● **TASK DIRECTIONS**
Extract each line bearing the word "Status".
──────── RECORDS SUPPLIED ────────
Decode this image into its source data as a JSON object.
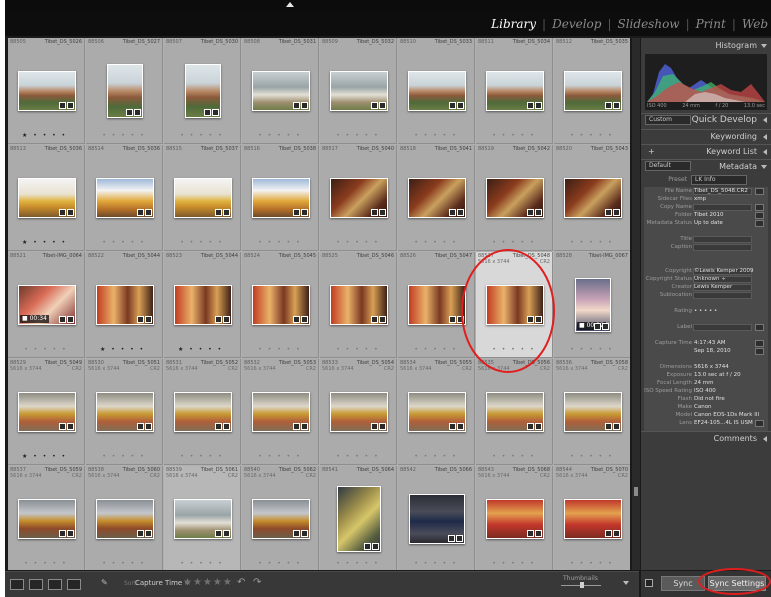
{
  "module_picker": {
    "items": [
      "Library",
      "Develop",
      "Slideshow",
      "Print",
      "Web"
    ],
    "active": "Library",
    "separator": "|"
  },
  "grid": {
    "cells": [
      {
        "num": "88505",
        "fn": "Tibet_DS_5026",
        "dim": "",
        "ext": "",
        "kind": "pal",
        "orient": "land",
        "stars": "rated",
        "dur": ""
      },
      {
        "num": "88506",
        "fn": "Tibet_DS_5027",
        "dim": "",
        "ext": "",
        "kind": "pal",
        "orient": "port",
        "stars": "dots",
        "dur": ""
      },
      {
        "num": "88507",
        "fn": "Tibet_DS_5030",
        "dim": "",
        "ext": "",
        "kind": "pal",
        "orient": "port",
        "stars": "dots",
        "dur": ""
      },
      {
        "num": "88508",
        "fn": "Tibet_DS_5031",
        "dim": "",
        "ext": "",
        "kind": "clouds",
        "orient": "land",
        "stars": "dots",
        "dur": ""
      },
      {
        "num": "88509",
        "fn": "Tibet_DS_5032",
        "dim": "",
        "ext": "",
        "kind": "clouds",
        "orient": "land",
        "stars": "dots",
        "dur": ""
      },
      {
        "num": "88510",
        "fn": "Tibet_DS_5033",
        "dim": "",
        "ext": "",
        "kind": "pal",
        "orient": "land",
        "stars": "dots",
        "dur": ""
      },
      {
        "num": "88511",
        "fn": "Tibet_DS_5034",
        "dim": "",
        "ext": "",
        "kind": "pal",
        "orient": "land",
        "stars": "dots",
        "dur": ""
      },
      {
        "num": "88512",
        "fn": "Tibet_DS_5035",
        "dim": "",
        "ext": "",
        "kind": "pal",
        "orient": "land",
        "stars": "dots",
        "dur": ""
      },
      {
        "num": "88513",
        "fn": "Tibet_DS_5036",
        "dim": "",
        "ext": "",
        "kind": "roof",
        "orient": "land",
        "stars": "rated",
        "dur": ""
      },
      {
        "num": "88514",
        "fn": "Tibet_DS_5036",
        "dim": "",
        "ext": "",
        "kind": "roofc",
        "orient": "land",
        "stars": "dots",
        "dur": ""
      },
      {
        "num": "88515",
        "fn": "Tibet_DS_5037",
        "dim": "",
        "ext": "",
        "kind": "roof",
        "orient": "land",
        "stars": "dots",
        "dur": ""
      },
      {
        "num": "88516",
        "fn": "Tibet_DS_5038",
        "dim": "",
        "ext": "",
        "kind": "roofc",
        "orient": "land",
        "stars": "dots",
        "dur": ""
      },
      {
        "num": "88517",
        "fn": "Tibet_DS_5040",
        "dim": "",
        "ext": "",
        "kind": "interior",
        "orient": "land",
        "stars": "dots",
        "dur": ""
      },
      {
        "num": "88518",
        "fn": "Tibet_DS_5041",
        "dim": "",
        "ext": "",
        "kind": "interior",
        "orient": "land",
        "stars": "dots",
        "dur": ""
      },
      {
        "num": "88519",
        "fn": "Tibet_DS_5042",
        "dim": "",
        "ext": "",
        "kind": "interior",
        "orient": "land",
        "stars": "dots",
        "dur": ""
      },
      {
        "num": "88520",
        "fn": "Tibet_DS_5043",
        "dim": "",
        "ext": "",
        "kind": "interior",
        "orient": "land",
        "stars": "dots",
        "dur": ""
      },
      {
        "num": "88521",
        "fn": "Tibet-IMG_0064",
        "dim": "",
        "ext": "",
        "kind": "people",
        "orient": "land",
        "stars": "dots",
        "dur": "00:34"
      },
      {
        "num": "88522",
        "fn": "Tibet_DS_5044",
        "dim": "",
        "ext": "",
        "kind": "room",
        "orient": "land",
        "stars": "rated",
        "dur": ""
      },
      {
        "num": "88523",
        "fn": "Tibet_DS_5044",
        "dim": "",
        "ext": "",
        "kind": "room",
        "orient": "land",
        "stars": "rated",
        "dur": ""
      },
      {
        "num": "88524",
        "fn": "Tibet_DS_5045",
        "dim": "",
        "ext": "",
        "kind": "room",
        "orient": "land",
        "stars": "dots",
        "dur": ""
      },
      {
        "num": "88525",
        "fn": "Tibet_DS_5046",
        "dim": "",
        "ext": "",
        "kind": "room",
        "orient": "land",
        "stars": "dots",
        "dur": ""
      },
      {
        "num": "88526",
        "fn": "Tibet_DS_5047",
        "dim": "",
        "ext": "",
        "kind": "room",
        "orient": "land",
        "stars": "dots",
        "dur": ""
      },
      {
        "num": "88527",
        "fn": "Tibet_DS_5048",
        "dim": "5616 x 3744",
        "ext": "CR2",
        "kind": "room",
        "orient": "land",
        "stars": "dots",
        "dur": "",
        "sel": true
      },
      {
        "num": "88528",
        "fn": "Tibet-IMG_0067",
        "dim": "",
        "ext": "",
        "kind": "portrait",
        "orient": "port",
        "stars": "dots",
        "dur": "00:22"
      },
      {
        "num": "88529",
        "fn": "Tibet_DS_5049",
        "dim": "5616 x 3744",
        "ext": "CR2",
        "kind": "stupa",
        "orient": "land",
        "stars": "rated",
        "dur": ""
      },
      {
        "num": "88530",
        "fn": "Tibet_DS_5051",
        "dim": "5616 x 3744",
        "ext": "CR2",
        "kind": "stupa",
        "orient": "land",
        "stars": "dots",
        "dur": ""
      },
      {
        "num": "88531",
        "fn": "Tibet_DS_5052",
        "dim": "5616 x 3744",
        "ext": "CR2",
        "kind": "stupa",
        "orient": "land",
        "stars": "dots",
        "dur": ""
      },
      {
        "num": "88532",
        "fn": "Tibet_DS_5053",
        "dim": "5616 x 3744",
        "ext": "CR2",
        "kind": "stupa",
        "orient": "land",
        "stars": "dots",
        "dur": ""
      },
      {
        "num": "88533",
        "fn": "Tibet_DS_5054",
        "dim": "5616 x 3744",
        "ext": "CR2",
        "kind": "stupa",
        "orient": "land",
        "stars": "dots",
        "dur": ""
      },
      {
        "num": "88534",
        "fn": "Tibet_DS_5055",
        "dim": "5616 x 3744",
        "ext": "CR2",
        "kind": "stupa",
        "orient": "land",
        "stars": "dots",
        "dur": ""
      },
      {
        "num": "88535",
        "fn": "Tibet_DS_5056",
        "dim": "5616 x 3744",
        "ext": "CR2",
        "kind": "stupa",
        "orient": "land",
        "stars": "dots",
        "dur": ""
      },
      {
        "num": "88536",
        "fn": "Tibet_DS_5058",
        "dim": "5616 x 3744",
        "ext": "CR2",
        "kind": "stupa",
        "orient": "land",
        "stars": "dots",
        "dur": ""
      },
      {
        "num": "88537",
        "fn": "Tibet_DS_5059",
        "dim": "5616 x 3744",
        "ext": "CR2",
        "kind": "stupa2",
        "orient": "land",
        "stars": "dots",
        "dur": ""
      },
      {
        "num": "88538",
        "fn": "Tibet_DS_5060",
        "dim": "5616 x 3744",
        "ext": "CR2",
        "kind": "stupa2",
        "orient": "land",
        "stars": "dots",
        "dur": ""
      },
      {
        "num": "88539",
        "fn": "Tibet_DS_5061",
        "dim": "5616 x 3744",
        "ext": "CR2",
        "kind": "clouds",
        "orient": "land",
        "stars": "dots",
        "dur": "",
        "marked": true
      },
      {
        "num": "88540",
        "fn": "Tibet_DS_5062",
        "dim": "5616 x 3744",
        "ext": "CR2",
        "kind": "stupa2",
        "orient": "land",
        "stars": "dots",
        "dur": ""
      },
      {
        "num": "88541",
        "fn": "Tibet_DS_5064",
        "dim": "",
        "ext": "",
        "kind": "mural",
        "orient": "port",
        "stars": "dots",
        "dur": ""
      },
      {
        "num": "88542",
        "fn": "Tibet_DS_5066",
        "dim": "",
        "ext": "",
        "kind": "sign",
        "orient": "land",
        "stars": "dots",
        "dur": ""
      },
      {
        "num": "88543",
        "fn": "Tibet_DS_5068",
        "dim": "5616 x 3744",
        "ext": "CR2",
        "kind": "crowd",
        "orient": "land",
        "stars": "dots",
        "dur": ""
      },
      {
        "num": "88544",
        "fn": "Tibet_DS_5070",
        "dim": "5616 x 3744",
        "ext": "CR2",
        "kind": "crowd",
        "orient": "land",
        "stars": "dots",
        "dur": ""
      }
    ],
    "star_dots": "• • • • •",
    "star_rated": "★ • • • •",
    "video_icon": "■"
  },
  "toolbar": {
    "sort_label": "Sort:",
    "sort_value": "Capture Time ÷",
    "rating_stars": "★★★★★",
    "thumbnails_label": "Thumbnails"
  },
  "right_panel": {
    "histogram_title": "Histogram",
    "histogram_info": {
      "iso": "ISO 400",
      "focal": "24 mm",
      "aperture": "f / 20",
      "shutter": "13.0 sec"
    },
    "quick_develop": {
      "title": "Quick Develop",
      "preset": "Custom"
    },
    "keywording": "Keywording",
    "keyword_list": "Keyword List",
    "metadata": {
      "title": "Metadata",
      "view": "Default",
      "preset_label": "Preset",
      "preset_value": "LK Info",
      "rows": [
        {
          "label": "File Name",
          "value": "Tibet_DS_5048.CR2",
          "field": true,
          "btn": true
        },
        {
          "label": "Sidecar Files",
          "value": "xmp",
          "field": false,
          "btn": false
        },
        {
          "label": "Copy Name",
          "value": "",
          "field": true,
          "btn": true
        },
        {
          "label": "Folder",
          "value": "Tibet 2010",
          "field": false,
          "btn": true
        },
        {
          "label": "Metadata Status",
          "value": "Up to date",
          "field": false,
          "btn": true
        },
        {
          "label": "",
          "value": "",
          "field": false,
          "btn": false
        },
        {
          "label": "Title",
          "value": "",
          "field": true,
          "btn": false
        },
        {
          "label": "Caption",
          "value": "",
          "field": true,
          "btn": false
        },
        {
          "label": "",
          "value": "",
          "field": false,
          "btn": false
        },
        {
          "label": "",
          "value": "",
          "field": false,
          "btn": false
        },
        {
          "label": "Copyright",
          "value": "©Lewis Kemper 2009",
          "field": true,
          "btn": false
        },
        {
          "label": "Copyright Status",
          "value": "Unknown ÷",
          "field": true,
          "btn": false
        },
        {
          "label": "Creator",
          "value": "Lewis Kemper",
          "field": true,
          "btn": false
        },
        {
          "label": "Sublocation",
          "value": "",
          "field": true,
          "btn": false
        },
        {
          "label": "",
          "value": "",
          "field": false,
          "btn": false
        },
        {
          "label": "Rating",
          "value": "• • • • •",
          "field": false,
          "btn": false
        },
        {
          "label": "",
          "value": "",
          "field": false,
          "btn": false
        },
        {
          "label": "Label",
          "value": "",
          "field": true,
          "btn": true
        },
        {
          "label": "",
          "value": "",
          "field": false,
          "btn": false
        },
        {
          "label": "Capture Time",
          "value": "4:17:43 AM",
          "field": false,
          "btn": true
        },
        {
          "label": "",
          "value": "Sep 18, 2010",
          "field": false,
          "btn": true
        },
        {
          "label": "",
          "value": "",
          "field": false,
          "btn": false
        },
        {
          "label": "Dimensions",
          "value": "5616 x 3744",
          "field": false,
          "btn": false
        },
        {
          "label": "Exposure",
          "value": "13.0 sec at f / 20",
          "field": false,
          "btn": false
        },
        {
          "label": "Focal Length",
          "value": "24 mm",
          "field": false,
          "btn": false
        },
        {
          "label": "ISO Speed Rating",
          "value": "ISO 400",
          "field": false,
          "btn": false
        },
        {
          "label": "Flash",
          "value": "Did not fire",
          "field": false,
          "btn": false
        },
        {
          "label": "Make",
          "value": "Canon",
          "field": false,
          "btn": false
        },
        {
          "label": "Model",
          "value": "Canon EOS-1Ds Mark III",
          "field": false,
          "btn": false
        },
        {
          "label": "Lens",
          "value": "EF24-105...4L IS USM",
          "field": false,
          "btn": true
        }
      ]
    },
    "comments": "Comments"
  },
  "sync": {
    "sync_label": "Sync",
    "sync_settings_label": "Sync Settings"
  },
  "colors": {
    "annotation_red": "#e01e1e",
    "panel_bg": "#3c3c3c",
    "grid_bg": "#b0b0b0"
  }
}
────────
● **FULL SOLUTION**
          "label": "Metadata Status",
          "label": "Copyright Status",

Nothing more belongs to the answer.